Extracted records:

## BEGIN

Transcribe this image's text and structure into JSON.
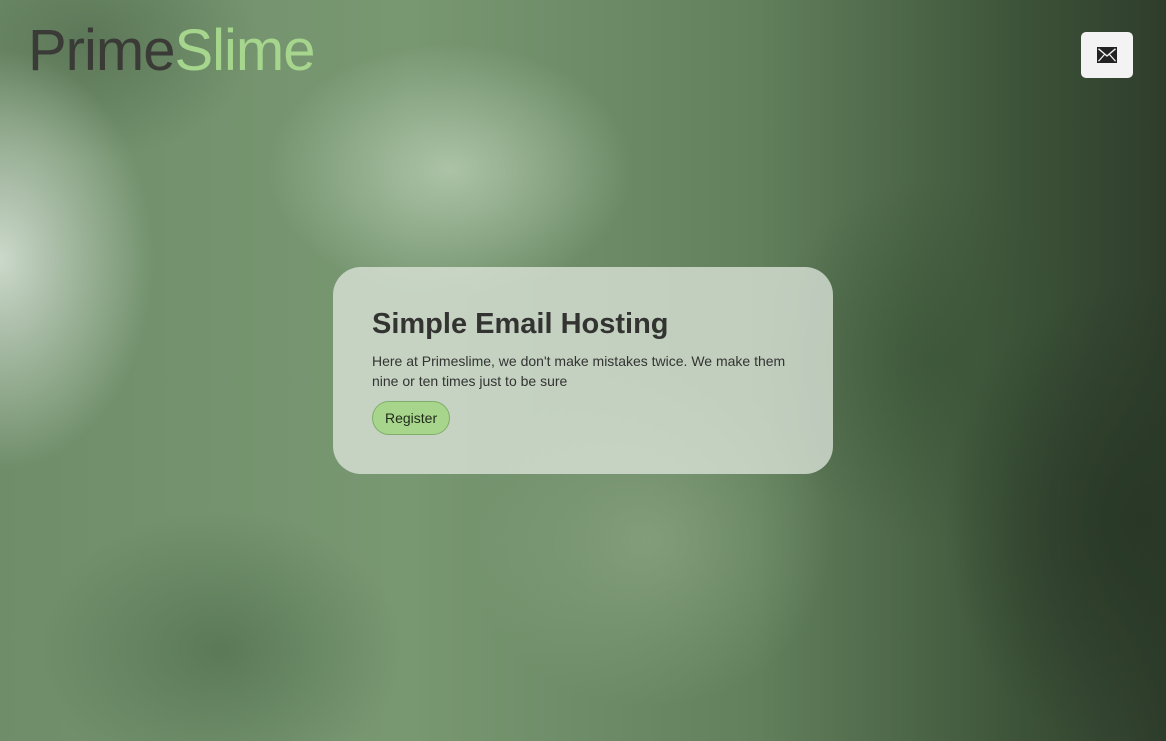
{
  "header": {
    "logo_part1": "Prime",
    "logo_part2": "Slime",
    "mail_button_icon": "envelope-icon"
  },
  "hero": {
    "title": "Simple Email Hosting",
    "text": "Here at Primeslime, we don't make mistakes twice. We make them nine or ten times just to be sure",
    "register_label": "Register"
  },
  "colors": {
    "logo_dark": "#3a3a36",
    "logo_accent": "#a6d68d",
    "button_green": "#a7d58b",
    "card_bg": "#dce4da"
  }
}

## END

Without the pictures, restate each entry exactly.

Transcribe this image's text and structure into JSON.
{
  "header": {
    "logo_part1": "Prime",
    "logo_part2": "Slime",
    "mail_button_icon": "envelope-icon"
  },
  "hero": {
    "title": "Simple Email Hosting",
    "text": "Here at Primeslime, we don't make mistakes twice. We make them nine or ten times just to be sure",
    "register_label": "Register"
  },
  "colors": {
    "logo_dark": "#3a3a36",
    "logo_accent": "#a6d68d",
    "button_green": "#a7d58b",
    "card_bg": "#dce4da"
  }
}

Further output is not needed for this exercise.